WHAT YOU WILL DO: Reading down the listing below, count the lines where the word "range" shows up, then give only that count.
****
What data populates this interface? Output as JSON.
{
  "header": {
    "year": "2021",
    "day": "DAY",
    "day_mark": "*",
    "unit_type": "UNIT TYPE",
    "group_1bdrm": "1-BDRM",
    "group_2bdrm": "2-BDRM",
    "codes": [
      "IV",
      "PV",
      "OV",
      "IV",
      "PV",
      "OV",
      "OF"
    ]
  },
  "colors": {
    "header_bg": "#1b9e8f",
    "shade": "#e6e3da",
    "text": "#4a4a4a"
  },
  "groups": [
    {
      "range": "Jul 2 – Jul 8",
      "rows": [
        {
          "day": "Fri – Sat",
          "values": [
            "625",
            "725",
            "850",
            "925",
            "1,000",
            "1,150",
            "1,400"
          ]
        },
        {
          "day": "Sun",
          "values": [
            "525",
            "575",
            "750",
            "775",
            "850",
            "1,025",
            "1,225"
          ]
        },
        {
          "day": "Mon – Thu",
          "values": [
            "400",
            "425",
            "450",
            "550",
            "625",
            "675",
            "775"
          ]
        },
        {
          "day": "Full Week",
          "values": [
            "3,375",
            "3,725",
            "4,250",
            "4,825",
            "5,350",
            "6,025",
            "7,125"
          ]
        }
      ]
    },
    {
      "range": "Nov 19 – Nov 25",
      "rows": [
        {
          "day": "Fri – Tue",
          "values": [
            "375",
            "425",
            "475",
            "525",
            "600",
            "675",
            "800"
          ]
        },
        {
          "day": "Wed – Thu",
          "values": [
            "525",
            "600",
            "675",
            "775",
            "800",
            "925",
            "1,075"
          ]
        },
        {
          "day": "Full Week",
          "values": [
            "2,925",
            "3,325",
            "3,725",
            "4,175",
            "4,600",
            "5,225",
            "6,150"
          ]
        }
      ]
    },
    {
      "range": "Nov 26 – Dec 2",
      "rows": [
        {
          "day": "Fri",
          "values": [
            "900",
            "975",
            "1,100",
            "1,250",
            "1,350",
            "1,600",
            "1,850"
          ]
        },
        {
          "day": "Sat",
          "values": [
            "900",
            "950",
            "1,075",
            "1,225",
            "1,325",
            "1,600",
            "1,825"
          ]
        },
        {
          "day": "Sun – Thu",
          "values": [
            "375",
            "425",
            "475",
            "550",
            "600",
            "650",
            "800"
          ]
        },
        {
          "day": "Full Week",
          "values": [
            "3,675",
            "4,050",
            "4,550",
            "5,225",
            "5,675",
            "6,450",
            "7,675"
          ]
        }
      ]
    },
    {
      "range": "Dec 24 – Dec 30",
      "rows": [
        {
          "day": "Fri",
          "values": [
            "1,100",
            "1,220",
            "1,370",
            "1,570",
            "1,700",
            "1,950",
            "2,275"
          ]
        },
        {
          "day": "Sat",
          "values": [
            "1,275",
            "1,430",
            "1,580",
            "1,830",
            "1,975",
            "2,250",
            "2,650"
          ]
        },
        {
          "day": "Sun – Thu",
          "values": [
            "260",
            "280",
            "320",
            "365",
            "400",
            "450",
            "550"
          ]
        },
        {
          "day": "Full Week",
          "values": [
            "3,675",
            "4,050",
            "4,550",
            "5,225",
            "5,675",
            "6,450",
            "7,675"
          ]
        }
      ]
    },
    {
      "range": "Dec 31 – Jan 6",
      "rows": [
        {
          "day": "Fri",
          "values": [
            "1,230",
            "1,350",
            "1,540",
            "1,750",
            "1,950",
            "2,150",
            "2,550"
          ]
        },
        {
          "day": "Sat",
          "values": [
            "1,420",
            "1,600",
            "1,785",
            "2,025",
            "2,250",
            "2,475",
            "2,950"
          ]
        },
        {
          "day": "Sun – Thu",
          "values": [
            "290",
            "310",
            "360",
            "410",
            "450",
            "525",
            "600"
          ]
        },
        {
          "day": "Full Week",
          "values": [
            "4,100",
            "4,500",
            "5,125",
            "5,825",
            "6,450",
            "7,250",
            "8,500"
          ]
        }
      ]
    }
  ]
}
****
TASK RESULT: 5